Written request.
Copy the records below exactly, omitting any pictures they contain.

Records to process.
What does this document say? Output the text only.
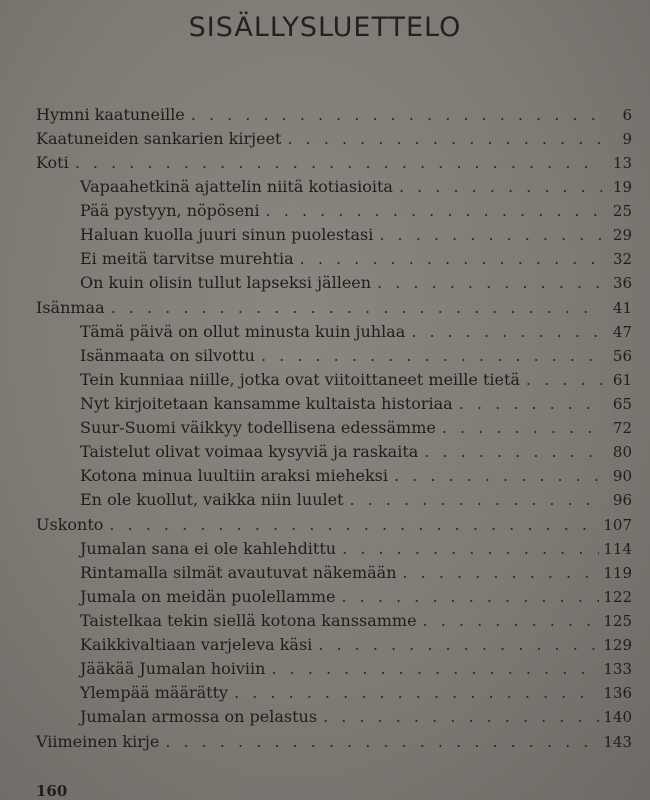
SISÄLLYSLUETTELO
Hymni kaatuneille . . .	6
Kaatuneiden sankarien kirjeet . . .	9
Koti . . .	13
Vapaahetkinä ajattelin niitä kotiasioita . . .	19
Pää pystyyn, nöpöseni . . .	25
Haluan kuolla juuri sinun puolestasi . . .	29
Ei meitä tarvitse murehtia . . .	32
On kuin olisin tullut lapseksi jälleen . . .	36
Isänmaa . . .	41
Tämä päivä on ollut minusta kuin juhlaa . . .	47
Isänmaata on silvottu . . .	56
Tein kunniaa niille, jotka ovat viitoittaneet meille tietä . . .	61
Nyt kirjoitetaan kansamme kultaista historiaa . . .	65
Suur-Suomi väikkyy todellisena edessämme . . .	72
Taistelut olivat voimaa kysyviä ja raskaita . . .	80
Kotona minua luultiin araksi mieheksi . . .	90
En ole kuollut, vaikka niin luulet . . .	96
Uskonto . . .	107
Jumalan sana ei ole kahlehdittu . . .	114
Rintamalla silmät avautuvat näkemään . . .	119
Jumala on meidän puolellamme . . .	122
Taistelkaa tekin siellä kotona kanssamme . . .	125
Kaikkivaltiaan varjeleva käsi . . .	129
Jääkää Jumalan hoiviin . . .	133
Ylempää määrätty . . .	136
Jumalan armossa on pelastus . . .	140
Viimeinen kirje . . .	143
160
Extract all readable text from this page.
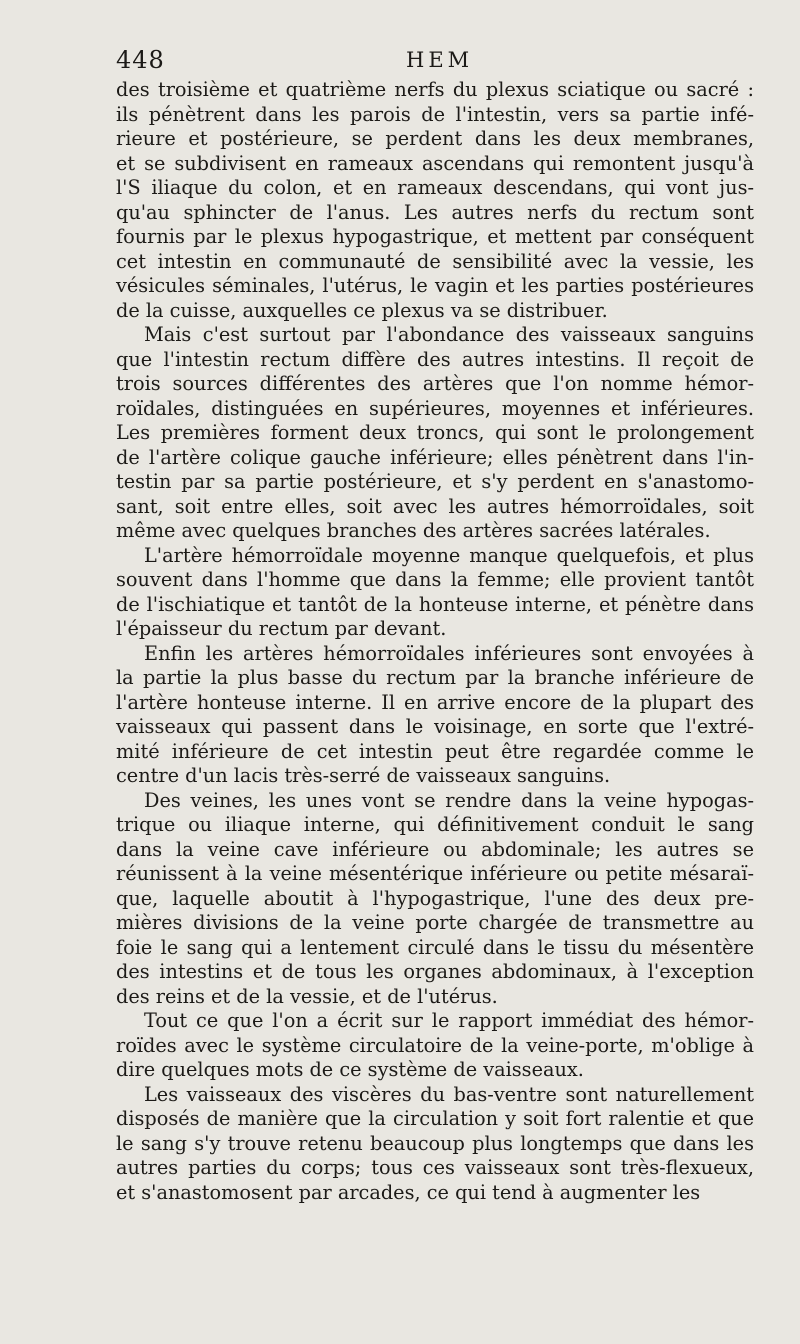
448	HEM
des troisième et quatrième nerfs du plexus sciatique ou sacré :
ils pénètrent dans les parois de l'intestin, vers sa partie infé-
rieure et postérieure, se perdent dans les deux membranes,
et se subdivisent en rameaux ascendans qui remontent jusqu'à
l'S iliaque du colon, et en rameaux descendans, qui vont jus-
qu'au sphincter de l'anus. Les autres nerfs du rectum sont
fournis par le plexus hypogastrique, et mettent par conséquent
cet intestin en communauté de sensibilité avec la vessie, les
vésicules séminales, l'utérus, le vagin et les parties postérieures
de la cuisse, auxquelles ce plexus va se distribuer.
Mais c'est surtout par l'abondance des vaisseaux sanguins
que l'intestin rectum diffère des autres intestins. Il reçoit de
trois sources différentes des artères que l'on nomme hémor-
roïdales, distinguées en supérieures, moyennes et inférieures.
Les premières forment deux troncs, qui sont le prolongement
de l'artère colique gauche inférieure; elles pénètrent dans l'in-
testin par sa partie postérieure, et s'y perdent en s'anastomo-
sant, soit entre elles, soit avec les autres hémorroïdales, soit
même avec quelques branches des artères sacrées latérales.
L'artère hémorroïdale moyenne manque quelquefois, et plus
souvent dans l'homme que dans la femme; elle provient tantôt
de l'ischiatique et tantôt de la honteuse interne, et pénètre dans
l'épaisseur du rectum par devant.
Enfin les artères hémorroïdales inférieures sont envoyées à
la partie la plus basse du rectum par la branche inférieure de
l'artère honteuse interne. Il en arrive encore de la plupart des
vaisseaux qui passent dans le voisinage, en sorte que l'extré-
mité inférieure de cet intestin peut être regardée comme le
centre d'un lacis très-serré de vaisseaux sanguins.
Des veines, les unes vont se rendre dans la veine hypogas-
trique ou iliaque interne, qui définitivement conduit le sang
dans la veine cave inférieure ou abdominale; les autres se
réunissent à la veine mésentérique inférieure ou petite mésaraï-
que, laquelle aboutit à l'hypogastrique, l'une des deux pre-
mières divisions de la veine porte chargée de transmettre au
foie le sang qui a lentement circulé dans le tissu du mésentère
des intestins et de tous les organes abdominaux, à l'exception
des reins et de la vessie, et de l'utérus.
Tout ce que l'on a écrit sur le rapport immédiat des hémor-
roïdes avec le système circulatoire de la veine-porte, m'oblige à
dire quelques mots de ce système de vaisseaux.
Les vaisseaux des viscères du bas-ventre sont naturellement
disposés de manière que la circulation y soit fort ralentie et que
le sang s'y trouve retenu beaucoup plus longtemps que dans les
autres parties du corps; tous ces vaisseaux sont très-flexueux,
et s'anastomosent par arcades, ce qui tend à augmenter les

Response to the task.
What does this document say? Output the text only.
SISÄLLYSLUETTELO
Hymni kaatuneille . . .	6
Kaatuneiden sankarien kirjeet . . .	9
Koti . . .	13
Vapaahetkinä ajattelin niitä kotiasioita . . .	19
Pää pystyyn, nöpöseni . . .	25
Haluan kuolla juuri sinun puolestasi . . .	29
Ei meitä tarvitse murehtia . . .	32
On kuin olisin tullut lapseksi jälleen . . .	36
Isänmaa . . .	41
Tämä päivä on ollut minusta kuin juhlaa . . .	47
Isänmaata on silvottu . . .	56
Tein kunniaa niille, jotka ovat viitoittaneet meille tietä . . .	61
Nyt kirjoitetaan kansamme kultaista historiaa . . .	65
Suur-Suomi väikkyy todellisena edessämme . . .	72
Taistelut olivat voimaa kysyviä ja raskaita . . .	80
Kotona minua luultiin araksi mieheksi . . .	90
En ole kuollut, vaikka niin luulet . . .	96
Uskonto . . .	107
Jumalan sana ei ole kahlehdittu . . .	114
Rintamalla silmät avautuvat näkemään . . .	119
Jumala on meidän puolellamme . . .	122
Taistelkaa tekin siellä kotona kanssamme . . .	125
Kaikkivaltiaan varjeleva käsi . . .	129
Jääkää Jumalan hoiviin . . .	133
Ylempää määrätty . . .	136
Jumalan armossa on pelastus . . .	140
Viimeinen kirje . . .	143
160
Extract all readable text from this page.
448	HEM
des troisième et quatrième nerfs du plexus sciatique ou sacré :
ils pénètrent dans les parois de l'intestin, vers sa partie infé-
rieure et postérieure, se perdent dans les deux membranes,
et se subdivisent en rameaux ascendans qui remontent jusqu'à
l'S iliaque du colon, et en rameaux descendans, qui vont jus-
qu'au sphincter de l'anus. Les autres nerfs du rectum sont
fournis par le plexus hypogastrique, et mettent par conséquent
cet intestin en communauté de sensibilité avec la vessie, les
vésicules séminales, l'utérus, le vagin et les parties postérieures
de la cuisse, auxquelles ce plexus va se distribuer.
Mais c'est surtout par l'abondance des vaisseaux sanguins
que l'intestin rectum diffère des autres intestins. Il reçoit de
trois sources différentes des artères que l'on nomme hémor-
roïdales, distinguées en supérieures, moyennes et inférieures.
Les premières forment deux troncs, qui sont le prolongement
de l'artère colique gauche inférieure; elles pénètrent dans l'in-
testin par sa partie postérieure, et s'y perdent en s'anastomo-
sant, soit entre elles, soit avec les autres hémorroïdales, soit
même avec quelques branches des artères sacrées latérales.
L'artère hémorroïdale moyenne manque quelquefois, et plus
souvent dans l'homme que dans la femme; elle provient tantôt
de l'ischiatique et tantôt de la honteuse interne, et pénètre dans
l'épaisseur du rectum par devant.
Enfin les artères hémorroïdales inférieures sont envoyées à
la partie la plus basse du rectum par la branche inférieure de
l'artère honteuse interne. Il en arrive encore de la plupart des
vaisseaux qui passent dans le voisinage, en sorte que l'extré-
mité inférieure de cet intestin peut être regardée comme le
centre d'un lacis très-serré de vaisseaux sanguins.
Des veines, les unes vont se rendre dans la veine hypogas-
trique ou iliaque interne, qui définitivement conduit le sang
dans la veine cave inférieure ou abdominale; les autres se
réunissent à la veine mésentérique inférieure ou petite mésaraï-
que, laquelle aboutit à l'hypogastrique, l'une des deux pre-
mières divisions de la veine porte chargée de transmettre au
foie le sang qui a lentement circulé dans le tissu du mésentère
des intestins et de tous les organes abdominaux, à l'exception
des reins et de la vessie, et de l'utérus.
Tout ce que l'on a écrit sur le rapport immédiat des hémor-
roïdes avec le système circulatoire de la veine-porte, m'oblige à
dire quelques mots de ce système de vaisseaux.
Les vaisseaux des viscères du bas-ventre sont naturellement
disposés de manière que la circulation y soit fort ralentie et que
le sang s'y trouve retenu beaucoup plus longtemps que dans les
autres parties du corps; tous ces vaisseaux sont très-flexueux,
et s'anastomosent par arcades, ce qui tend à augmenter les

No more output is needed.